- Task to carry out: Copy out all the entries exactly.

(Entries with figure data)
* * * *

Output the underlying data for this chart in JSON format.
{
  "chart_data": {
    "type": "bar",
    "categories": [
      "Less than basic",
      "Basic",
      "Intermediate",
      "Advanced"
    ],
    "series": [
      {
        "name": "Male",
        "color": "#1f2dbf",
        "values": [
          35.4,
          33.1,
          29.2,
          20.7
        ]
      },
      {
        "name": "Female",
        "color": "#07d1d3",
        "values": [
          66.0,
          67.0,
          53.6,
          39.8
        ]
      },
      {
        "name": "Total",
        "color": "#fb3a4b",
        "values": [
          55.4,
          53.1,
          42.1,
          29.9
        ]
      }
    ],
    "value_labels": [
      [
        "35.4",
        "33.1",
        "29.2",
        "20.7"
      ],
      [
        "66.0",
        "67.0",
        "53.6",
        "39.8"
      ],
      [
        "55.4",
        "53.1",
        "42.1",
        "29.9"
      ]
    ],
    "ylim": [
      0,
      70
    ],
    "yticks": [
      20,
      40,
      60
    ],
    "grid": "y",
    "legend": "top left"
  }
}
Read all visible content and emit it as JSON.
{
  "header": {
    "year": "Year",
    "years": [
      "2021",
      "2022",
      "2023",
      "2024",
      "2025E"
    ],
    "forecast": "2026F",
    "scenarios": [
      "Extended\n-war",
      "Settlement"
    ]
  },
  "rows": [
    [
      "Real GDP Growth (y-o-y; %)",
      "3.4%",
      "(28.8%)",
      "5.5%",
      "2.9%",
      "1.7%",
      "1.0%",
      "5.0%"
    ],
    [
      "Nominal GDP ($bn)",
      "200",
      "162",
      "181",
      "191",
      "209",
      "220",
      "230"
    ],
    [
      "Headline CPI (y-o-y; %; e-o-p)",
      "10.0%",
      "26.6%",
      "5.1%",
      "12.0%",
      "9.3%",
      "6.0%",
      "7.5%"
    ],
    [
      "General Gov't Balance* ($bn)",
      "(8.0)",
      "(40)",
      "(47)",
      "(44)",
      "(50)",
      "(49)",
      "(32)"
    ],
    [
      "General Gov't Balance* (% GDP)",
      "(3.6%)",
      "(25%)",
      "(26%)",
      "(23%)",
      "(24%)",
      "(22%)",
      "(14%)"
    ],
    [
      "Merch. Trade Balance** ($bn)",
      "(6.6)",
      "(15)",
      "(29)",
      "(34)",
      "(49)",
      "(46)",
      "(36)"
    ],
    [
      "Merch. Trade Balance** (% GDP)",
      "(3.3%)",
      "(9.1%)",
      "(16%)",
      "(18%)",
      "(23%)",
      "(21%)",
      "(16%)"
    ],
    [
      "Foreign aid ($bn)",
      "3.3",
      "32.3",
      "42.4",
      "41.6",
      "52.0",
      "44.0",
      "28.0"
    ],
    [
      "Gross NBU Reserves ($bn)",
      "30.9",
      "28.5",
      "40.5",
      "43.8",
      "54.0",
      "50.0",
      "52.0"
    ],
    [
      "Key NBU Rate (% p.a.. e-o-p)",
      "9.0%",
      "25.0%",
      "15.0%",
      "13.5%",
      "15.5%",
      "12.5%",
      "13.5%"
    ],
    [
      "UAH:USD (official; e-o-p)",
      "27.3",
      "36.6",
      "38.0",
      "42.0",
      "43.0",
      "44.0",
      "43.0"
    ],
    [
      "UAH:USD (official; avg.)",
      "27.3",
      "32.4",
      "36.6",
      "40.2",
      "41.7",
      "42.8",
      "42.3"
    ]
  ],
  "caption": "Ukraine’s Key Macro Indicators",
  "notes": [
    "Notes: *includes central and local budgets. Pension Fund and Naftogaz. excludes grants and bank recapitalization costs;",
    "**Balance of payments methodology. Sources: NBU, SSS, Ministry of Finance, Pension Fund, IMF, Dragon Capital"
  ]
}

* * * *

- Completed exercise:
Output the underlying data for this chart in JSON format.
{
  "chart_data": {
    "type": "bar",
    "categories": [
      "Less than basic",
      "Basic",
      "Intermediate",
      "Advanced"
    ],
    "series": [
      {
        "name": "Male",
        "color": "#1f2dbf",
        "values": [
          35.4,
          33.1,
          29.2,
          20.7
        ]
      },
      {
        "name": "Female",
        "color": "#07d1d3",
        "values": [
          66.0,
          67.0,
          53.6,
          39.8
        ]
      },
      {
        "name": "Total",
        "color": "#fb3a4b",
        "values": [
          55.4,
          53.1,
          42.1,
          29.9
        ]
      }
    ],
    "value_labels": [
      [
        "35.4",
        "33.1",
        "29.2",
        "20.7"
      ],
      [
        "66.0",
        "67.0",
        "53.6",
        "39.8"
      ],
      [
        "55.4",
        "53.1",
        "42.1",
        "29.9"
      ]
    ],
    "ylim": [
      0,
      70
    ],
    "yticks": [
      20,
      40,
      60
    ],
    "grid": "y",
    "legend": "top left"
  }
}
Read all visible content and emit it as JSON.
{
  "header": {
    "year": "Year",
    "years": [
      "2021",
      "2022",
      "2023",
      "2024",
      "2025E"
    ],
    "forecast": "2026F",
    "scenarios": [
      "Extended\n-war",
      "Settlement"
    ]
  },
  "rows": [
    [
      "Real GDP Growth (y-o-y; %)",
      "3.4%",
      "(28.8%)",
      "5.5%",
      "2.9%",
      "1.7%",
      "1.0%",
      "5.0%"
    ],
    [
      "Nominal GDP ($bn)",
      "200",
      "162",
      "181",
      "191",
      "209",
      "220",
      "230"
    ],
    [
      "Headline CPI (y-o-y; %; e-o-p)",
      "10.0%",
      "26.6%",
      "5.1%",
      "12.0%",
      "9.3%",
      "6.0%",
      "7.5%"
    ],
    [
      "General Gov't Balance* ($bn)",
      "(8.0)",
      "(40)",
      "(47)",
      "(44)",
      "(50)",
      "(49)",
      "(32)"
    ],
    [
      "General Gov't Balance* (% GDP)",
      "(3.6%)",
      "(25%)",
      "(26%)",
      "(23%)",
      "(24%)",
      "(22%)",
      "(14%)"
    ],
    [
      "Merch. Trade Balance** ($bn)",
      "(6.6)",
      "(15)",
      "(29)",
      "(34)",
      "(49)",
      "(46)",
      "(36)"
    ],
    [
      "Merch. Trade Balance** (% GDP)",
      "(3.3%)",
      "(9.1%)",
      "(16%)",
      "(18%)",
      "(23%)",
      "(21%)",
      "(16%)"
    ],
    [
      "Foreign aid ($bn)",
      "3.3",
      "32.3",
      "42.4",
      "41.6",
      "52.0",
      "44.0",
      "28.0"
    ],
    [
      "Gross NBU Reserves ($bn)",
      "30.9",
      "28.5",
      "40.5",
      "43.8",
      "54.0",
      "50.0",
      "52.0"
    ],
    [
      "Key NBU Rate (% p.a.. e-o-p)",
      "9.0%",
      "25.0%",
      "15.0%",
      "13.5%",
      "15.5%",
      "12.5%",
      "13.5%"
    ],
    [
      "UAH:USD (official; e-o-p)",
      "27.3",
      "36.6",
      "38.0",
      "42.0",
      "43.0",
      "44.0",
      "43.0"
    ],
    [
      "UAH:USD (official; avg.)",
      "27.3",
      "32.4",
      "36.6",
      "40.2",
      "41.7",
      "42.8",
      "42.3"
    ]
  ],
  "caption": "Ukraine’s Key Macro Indicators",
  "notes": [
    "Notes: *includes central and local budgets. Pension Fund and Naftogaz. excludes grants and bank recapitalization costs;",
    "**Balance of payments methodology. Sources: NBU, SSS, Ministry of Finance, Pension Fund, IMF, Dragon Capital"
  ]
}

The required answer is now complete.